◆ SOURCE EXTRACT ◆
BEGIN

Lifecycle of systems
Increasingly, users are far removed from AI system developers. Additionally, the software procurement process in the private sector is rarely transparent. Carefully assessing the growing field of MLOps (machine learning operations) and identifying ways to participate will be useful. Assessing the lifecycle of AI systems will be particularly important in gaining early warning about the possibility and risk of “black swans” in the financial system that could occur due to failure modes in AI systems.
Failure modes
AI breaks, often in unpredictable ways at unpredictable times.
Participants in the Wilson Center’s Artificial Intelligence Lab have seen AI function spectacularly – using a deep learning language model to produce the first ever AI-drafted legislation – as well as fail, when a particular image loaded into a publicly available Generative Adversarial Network produced a distorted picture of a monster rather than a human. Lab learners also study why accuracy levels matter as they use a toy supply chain optimization model to predict whether (and why) a package will arrive on time, and how to improve the prediction by changing the variables used, such as product weight and month of purchase.
While very successful at classifying images, language, and consumer preferences, deep learning – a subset of machine learning that uses neural networks – is challenged by inputs and any alterations to them. For example, if an image of a stop sign is provided to an AI system upside down or at an unusual angle, or if the stop sign itself is altered with pieces of tape, the system may not recognize the image as a stop sign. Failure modes become even more likely as the number of machine learning models in AI systems increases (e.g. image to text combined with language detection in the stop sign example), which can interact in different ways depending on the purpose of the system.

END

◆ ACTIVITY 1 ◆
Reproduce the passage on AI system lifecycles and failure modes word for word, starting at "Lifecycle of systems" and ending at "in AI systems.".
◆ ACTIVITY 2 ◆
Pick up the passage on AI failure modes right after its final sentence and keep writing it.
The material that comes after this text is separate from it.

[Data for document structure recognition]
BEGIN

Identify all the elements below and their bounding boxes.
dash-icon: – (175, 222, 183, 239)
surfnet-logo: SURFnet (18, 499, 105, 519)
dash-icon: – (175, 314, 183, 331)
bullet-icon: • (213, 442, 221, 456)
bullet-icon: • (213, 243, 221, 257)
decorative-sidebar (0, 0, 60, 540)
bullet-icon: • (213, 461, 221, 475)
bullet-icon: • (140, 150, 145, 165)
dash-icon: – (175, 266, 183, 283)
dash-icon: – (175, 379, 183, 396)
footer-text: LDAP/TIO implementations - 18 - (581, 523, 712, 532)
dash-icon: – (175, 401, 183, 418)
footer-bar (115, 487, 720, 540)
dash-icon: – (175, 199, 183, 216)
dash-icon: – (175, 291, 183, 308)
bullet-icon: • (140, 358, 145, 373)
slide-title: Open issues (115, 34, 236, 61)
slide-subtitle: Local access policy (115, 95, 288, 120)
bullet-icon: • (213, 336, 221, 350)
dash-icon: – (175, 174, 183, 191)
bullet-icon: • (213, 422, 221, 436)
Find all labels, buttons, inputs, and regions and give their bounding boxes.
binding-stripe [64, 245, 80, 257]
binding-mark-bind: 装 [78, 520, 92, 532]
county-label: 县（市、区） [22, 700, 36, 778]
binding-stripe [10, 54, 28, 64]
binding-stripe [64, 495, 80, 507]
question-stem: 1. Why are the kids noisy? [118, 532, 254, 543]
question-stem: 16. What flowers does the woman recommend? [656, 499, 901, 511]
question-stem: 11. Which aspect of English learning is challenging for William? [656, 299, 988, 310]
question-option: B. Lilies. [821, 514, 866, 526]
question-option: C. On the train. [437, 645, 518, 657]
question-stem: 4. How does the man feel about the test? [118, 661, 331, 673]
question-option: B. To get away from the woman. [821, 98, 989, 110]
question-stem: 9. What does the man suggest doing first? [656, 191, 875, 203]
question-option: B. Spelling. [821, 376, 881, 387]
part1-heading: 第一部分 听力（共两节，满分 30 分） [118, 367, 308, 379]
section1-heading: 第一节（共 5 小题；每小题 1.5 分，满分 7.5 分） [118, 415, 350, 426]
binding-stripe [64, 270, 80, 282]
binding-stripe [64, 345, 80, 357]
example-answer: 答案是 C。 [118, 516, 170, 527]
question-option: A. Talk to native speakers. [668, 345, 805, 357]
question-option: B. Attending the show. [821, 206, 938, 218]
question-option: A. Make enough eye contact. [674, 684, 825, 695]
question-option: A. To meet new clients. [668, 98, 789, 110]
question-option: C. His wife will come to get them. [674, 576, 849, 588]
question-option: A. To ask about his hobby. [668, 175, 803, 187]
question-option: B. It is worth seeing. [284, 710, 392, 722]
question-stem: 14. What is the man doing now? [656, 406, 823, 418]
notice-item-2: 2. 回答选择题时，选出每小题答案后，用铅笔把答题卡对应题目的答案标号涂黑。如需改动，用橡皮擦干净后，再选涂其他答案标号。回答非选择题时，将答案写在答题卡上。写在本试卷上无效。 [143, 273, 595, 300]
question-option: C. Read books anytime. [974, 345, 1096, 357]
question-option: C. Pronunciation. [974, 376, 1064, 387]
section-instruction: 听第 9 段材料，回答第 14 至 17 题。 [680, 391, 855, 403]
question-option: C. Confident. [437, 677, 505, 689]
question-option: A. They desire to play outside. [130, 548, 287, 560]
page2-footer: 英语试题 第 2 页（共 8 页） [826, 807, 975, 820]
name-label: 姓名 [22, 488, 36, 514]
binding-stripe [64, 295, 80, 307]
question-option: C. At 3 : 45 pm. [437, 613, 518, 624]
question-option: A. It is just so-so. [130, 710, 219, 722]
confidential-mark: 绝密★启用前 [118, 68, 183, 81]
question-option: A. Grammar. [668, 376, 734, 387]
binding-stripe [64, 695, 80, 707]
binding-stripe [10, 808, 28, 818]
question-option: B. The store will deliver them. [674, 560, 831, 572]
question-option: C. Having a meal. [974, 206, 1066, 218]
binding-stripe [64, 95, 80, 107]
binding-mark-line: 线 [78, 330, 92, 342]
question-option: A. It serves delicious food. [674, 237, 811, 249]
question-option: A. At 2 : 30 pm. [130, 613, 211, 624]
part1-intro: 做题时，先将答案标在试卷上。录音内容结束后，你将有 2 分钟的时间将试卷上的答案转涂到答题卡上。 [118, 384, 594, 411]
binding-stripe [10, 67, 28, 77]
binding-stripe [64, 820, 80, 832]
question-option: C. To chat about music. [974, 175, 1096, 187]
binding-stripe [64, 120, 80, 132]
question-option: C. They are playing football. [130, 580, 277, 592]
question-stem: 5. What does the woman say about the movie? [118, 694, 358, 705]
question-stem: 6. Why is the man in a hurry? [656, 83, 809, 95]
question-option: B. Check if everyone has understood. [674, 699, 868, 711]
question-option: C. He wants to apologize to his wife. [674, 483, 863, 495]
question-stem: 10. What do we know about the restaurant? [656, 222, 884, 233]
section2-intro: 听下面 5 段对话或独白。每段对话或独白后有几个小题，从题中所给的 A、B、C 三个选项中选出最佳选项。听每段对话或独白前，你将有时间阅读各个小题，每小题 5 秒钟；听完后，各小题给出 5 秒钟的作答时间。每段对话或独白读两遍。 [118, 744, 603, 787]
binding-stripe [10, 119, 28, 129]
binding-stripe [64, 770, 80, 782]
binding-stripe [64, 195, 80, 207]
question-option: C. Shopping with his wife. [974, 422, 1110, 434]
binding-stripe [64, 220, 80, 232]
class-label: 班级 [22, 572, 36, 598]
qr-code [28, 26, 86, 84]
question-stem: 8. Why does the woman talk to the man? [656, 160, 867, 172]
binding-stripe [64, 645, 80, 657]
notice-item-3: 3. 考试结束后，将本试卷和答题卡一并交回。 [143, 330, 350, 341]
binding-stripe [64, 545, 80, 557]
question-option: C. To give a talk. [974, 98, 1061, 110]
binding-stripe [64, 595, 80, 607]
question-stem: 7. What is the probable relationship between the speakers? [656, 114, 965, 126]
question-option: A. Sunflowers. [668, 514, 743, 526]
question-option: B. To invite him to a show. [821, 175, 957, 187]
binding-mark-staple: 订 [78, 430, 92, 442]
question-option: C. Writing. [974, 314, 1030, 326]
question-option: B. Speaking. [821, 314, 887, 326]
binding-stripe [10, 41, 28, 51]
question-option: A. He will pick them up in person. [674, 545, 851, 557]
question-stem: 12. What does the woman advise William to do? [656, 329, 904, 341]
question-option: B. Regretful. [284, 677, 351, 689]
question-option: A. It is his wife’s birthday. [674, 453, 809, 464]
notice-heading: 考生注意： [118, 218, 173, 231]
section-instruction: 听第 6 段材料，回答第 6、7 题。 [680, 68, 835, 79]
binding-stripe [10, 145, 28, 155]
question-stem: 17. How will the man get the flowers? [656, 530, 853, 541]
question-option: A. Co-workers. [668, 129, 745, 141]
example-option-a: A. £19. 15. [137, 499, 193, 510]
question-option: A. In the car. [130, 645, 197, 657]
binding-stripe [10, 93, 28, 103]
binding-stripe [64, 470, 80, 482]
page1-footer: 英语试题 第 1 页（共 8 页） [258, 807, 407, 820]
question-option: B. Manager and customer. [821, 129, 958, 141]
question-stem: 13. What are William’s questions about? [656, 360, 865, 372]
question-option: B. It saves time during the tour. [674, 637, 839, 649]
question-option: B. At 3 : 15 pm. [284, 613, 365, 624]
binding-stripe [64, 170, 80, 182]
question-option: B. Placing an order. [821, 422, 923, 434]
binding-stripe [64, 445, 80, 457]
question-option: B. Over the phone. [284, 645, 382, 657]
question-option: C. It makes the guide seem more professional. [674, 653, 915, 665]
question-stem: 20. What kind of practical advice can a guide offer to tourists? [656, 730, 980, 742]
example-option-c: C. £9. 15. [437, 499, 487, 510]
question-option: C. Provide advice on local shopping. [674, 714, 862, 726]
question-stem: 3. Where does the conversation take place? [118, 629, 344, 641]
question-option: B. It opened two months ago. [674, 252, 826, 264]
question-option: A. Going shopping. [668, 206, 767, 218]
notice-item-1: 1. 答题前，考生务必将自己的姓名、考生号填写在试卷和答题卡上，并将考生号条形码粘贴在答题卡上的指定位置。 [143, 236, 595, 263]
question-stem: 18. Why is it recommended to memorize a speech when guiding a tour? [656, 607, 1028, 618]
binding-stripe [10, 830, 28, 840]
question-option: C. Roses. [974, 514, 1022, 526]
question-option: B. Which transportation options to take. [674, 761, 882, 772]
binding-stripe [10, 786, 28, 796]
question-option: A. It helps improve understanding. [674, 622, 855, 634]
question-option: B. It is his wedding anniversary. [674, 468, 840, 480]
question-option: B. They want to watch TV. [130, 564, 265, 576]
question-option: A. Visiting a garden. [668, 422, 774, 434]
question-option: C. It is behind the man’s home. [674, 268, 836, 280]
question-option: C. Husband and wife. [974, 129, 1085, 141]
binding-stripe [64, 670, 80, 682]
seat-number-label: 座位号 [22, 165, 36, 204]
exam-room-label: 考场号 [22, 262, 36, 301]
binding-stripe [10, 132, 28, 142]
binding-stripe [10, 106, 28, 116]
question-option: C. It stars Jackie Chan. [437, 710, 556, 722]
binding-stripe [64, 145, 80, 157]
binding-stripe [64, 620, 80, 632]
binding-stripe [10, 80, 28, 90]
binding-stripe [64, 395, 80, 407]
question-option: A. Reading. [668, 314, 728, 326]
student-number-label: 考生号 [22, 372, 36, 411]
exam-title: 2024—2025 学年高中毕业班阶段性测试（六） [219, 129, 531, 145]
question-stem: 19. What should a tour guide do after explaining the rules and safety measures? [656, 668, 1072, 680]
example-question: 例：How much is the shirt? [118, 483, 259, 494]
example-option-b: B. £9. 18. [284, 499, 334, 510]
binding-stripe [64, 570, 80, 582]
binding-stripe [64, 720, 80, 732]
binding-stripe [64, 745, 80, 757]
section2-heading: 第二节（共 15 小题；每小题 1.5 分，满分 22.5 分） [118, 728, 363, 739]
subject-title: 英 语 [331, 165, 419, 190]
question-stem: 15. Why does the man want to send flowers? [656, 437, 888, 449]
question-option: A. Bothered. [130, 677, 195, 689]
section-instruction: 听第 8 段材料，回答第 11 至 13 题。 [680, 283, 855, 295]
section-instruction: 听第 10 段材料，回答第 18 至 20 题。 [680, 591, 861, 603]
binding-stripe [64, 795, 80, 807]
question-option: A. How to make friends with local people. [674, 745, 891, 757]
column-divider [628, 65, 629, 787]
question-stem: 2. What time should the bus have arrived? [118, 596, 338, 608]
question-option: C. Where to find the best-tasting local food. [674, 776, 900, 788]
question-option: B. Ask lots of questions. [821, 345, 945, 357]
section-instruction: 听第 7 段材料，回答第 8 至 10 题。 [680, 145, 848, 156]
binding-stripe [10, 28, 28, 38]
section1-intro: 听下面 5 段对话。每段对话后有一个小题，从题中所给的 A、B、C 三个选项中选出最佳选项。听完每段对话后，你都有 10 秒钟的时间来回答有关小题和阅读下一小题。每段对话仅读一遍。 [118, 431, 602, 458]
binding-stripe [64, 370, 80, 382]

END

◆ ANSWER AREA 1 ◆
Lifecycle of systems
Increasingly, users are far removed from AI system developers. Additionally, the software procurement process in the private sector is rarely transparent. Carefully assessing the growing field of MLOps (machine learning operations) and identifying ways to participate will be useful. Assessing the lifecycle of AI systems will be particularly important in gaining early warning about the possibility and risk of “black swans” in the financial system that could occur due to failure modes in AI systems.

◆ ANSWER AREA 2 ◆
Beyond mistakes, some AI systems carry out tasks in ways humans never would. Many examples exist of scenarios producing results developers did not intend, such as a vacuum cleaner that ejects collected dust so it can collect even more (Russell and Norvig, 2010) and a racing boat in a digital game looping in place to collect points instead of winning the race (Amodei and Clark, 2016). In a recent paper from one of the Wilson Center’s machine learning experts, this problem of reward hacking is made clear:
“Autonomous agents optimize the reward function we give them. What they don’t know is how hard it is for us to design a reward function that actually captures what we want. When designing the reward, we might think of some specific training scenarios, and make sure that the reward will lead to the right behavior in those scenarios. Inevitably, agents encounter new scenarios (e.g. new types of terrain) where optimizing that same reward may lead to undesired behavior.” (Hadfield-Menell, Milli, Abbeel, Russell and Dragan, 2017)
Anyone who has played the game twenty questions understands this problem: unless you ask exactly the right question, you will not get the right answer. As more and more AI systems are
built and then distributed widely with varying levels of user expertise (some are even designed to be easy for engineers of all abilities to use), this problem – especially in the financial services industry – will only continue. Establishing a framework of ethics for the development, distribution and deployment of AI systems will help spot potential problems and provide more trust in them.
Conclusion
It is not possible to understate the impressive capability of AI systems today, but also how narrow they remain. These systems are in many applications far better than humans at specific tasks but fail when posed with strategic or context-relevant ones. And these problems are not purely American: there are memes in China about unintelligent AI, including a popular one mocking a facial recognition system that accused a woman – on the ad of a bus driving through an intersection – of jaywalking.
AI breaks everywhere, and in places we are not looking.
Thank you. I look forward to your questions.